* GIVEN EXERCISE
Gather each line of the records where "Краснодарского" appears.

Source data:
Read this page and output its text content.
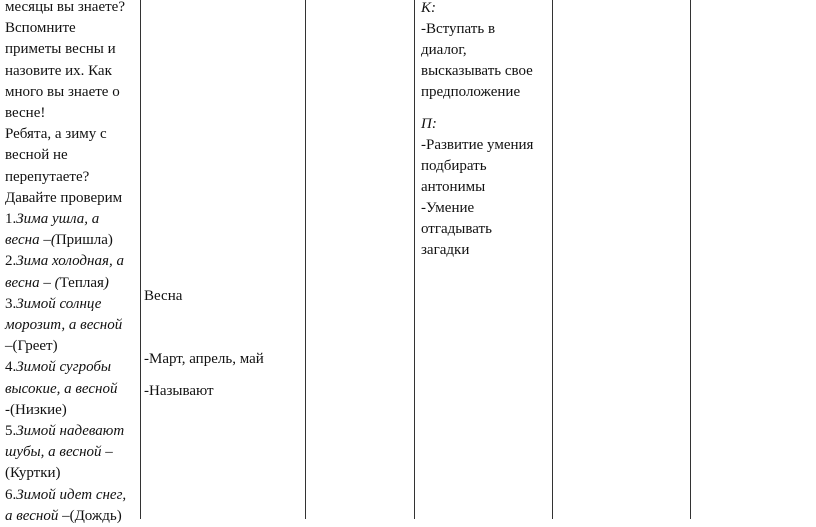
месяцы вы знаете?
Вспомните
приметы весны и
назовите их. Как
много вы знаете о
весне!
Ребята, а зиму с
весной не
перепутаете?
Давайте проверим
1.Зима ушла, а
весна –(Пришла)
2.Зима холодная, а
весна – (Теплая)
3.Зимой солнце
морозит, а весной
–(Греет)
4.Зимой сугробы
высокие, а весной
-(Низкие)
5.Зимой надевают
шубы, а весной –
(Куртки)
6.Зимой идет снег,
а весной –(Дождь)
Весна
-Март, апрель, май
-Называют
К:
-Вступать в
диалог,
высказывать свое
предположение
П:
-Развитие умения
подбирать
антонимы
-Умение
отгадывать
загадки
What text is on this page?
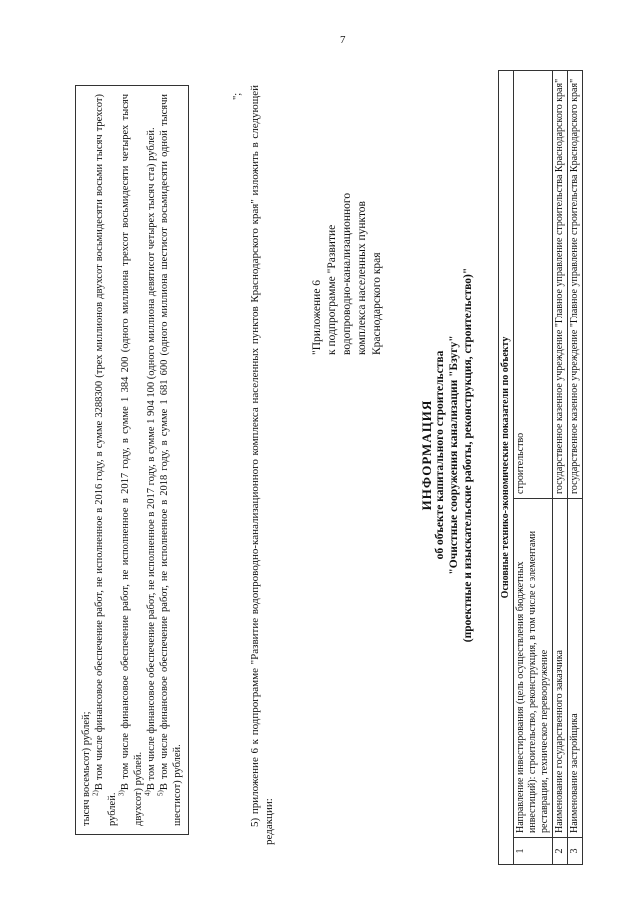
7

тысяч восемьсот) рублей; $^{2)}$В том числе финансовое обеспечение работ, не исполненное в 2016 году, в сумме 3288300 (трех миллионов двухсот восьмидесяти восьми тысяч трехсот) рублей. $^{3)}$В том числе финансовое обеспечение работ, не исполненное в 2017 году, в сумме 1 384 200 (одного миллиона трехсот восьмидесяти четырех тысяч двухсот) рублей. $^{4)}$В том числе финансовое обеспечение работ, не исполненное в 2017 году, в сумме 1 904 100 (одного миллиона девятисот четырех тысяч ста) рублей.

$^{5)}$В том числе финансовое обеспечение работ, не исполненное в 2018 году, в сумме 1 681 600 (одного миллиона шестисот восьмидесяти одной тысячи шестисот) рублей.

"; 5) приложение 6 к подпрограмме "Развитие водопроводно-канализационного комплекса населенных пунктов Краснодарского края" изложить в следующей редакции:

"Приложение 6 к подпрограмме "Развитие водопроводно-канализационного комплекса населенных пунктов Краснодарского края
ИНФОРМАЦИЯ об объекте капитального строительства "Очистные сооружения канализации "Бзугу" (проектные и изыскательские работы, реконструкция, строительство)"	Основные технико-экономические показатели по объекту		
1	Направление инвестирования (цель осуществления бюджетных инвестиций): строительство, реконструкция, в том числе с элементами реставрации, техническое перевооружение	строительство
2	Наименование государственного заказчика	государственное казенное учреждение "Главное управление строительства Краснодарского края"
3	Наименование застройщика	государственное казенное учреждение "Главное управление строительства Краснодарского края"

* * *

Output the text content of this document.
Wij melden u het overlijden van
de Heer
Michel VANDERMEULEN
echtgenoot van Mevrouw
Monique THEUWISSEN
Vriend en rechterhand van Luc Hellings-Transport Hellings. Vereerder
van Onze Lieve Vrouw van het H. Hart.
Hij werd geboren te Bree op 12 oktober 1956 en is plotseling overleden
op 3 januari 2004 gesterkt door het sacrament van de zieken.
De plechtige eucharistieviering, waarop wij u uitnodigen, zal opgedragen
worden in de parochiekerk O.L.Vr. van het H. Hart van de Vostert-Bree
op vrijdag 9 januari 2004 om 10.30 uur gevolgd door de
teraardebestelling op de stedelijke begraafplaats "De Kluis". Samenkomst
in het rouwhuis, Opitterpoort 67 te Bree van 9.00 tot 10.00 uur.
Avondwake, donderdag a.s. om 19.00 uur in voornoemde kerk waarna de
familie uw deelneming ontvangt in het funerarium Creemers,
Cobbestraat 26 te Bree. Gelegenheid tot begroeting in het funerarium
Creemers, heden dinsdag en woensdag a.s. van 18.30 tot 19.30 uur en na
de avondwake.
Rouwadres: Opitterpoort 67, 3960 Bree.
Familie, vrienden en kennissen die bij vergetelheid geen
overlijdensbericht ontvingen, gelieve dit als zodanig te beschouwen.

* SOLUTION FOR THIS PROBLEM
"; 5) приложение 6 к подпрограмме "Развитие водопроводно-канализационного комплекса населенных пунктов Краснодарского края" изложить в следующей редакции:
"Приложение 6 к подпрограмме "Развитие водопроводно-канализационного комплекса населенных пунктов Краснодарского края
2	Наименование государственного заказчика	государственное казенное учреждение "Главное управление строительства Краснодарского края"
3	Наименование застройщика	государственное казенное учреждение "Главное управление строительства Краснодарского края"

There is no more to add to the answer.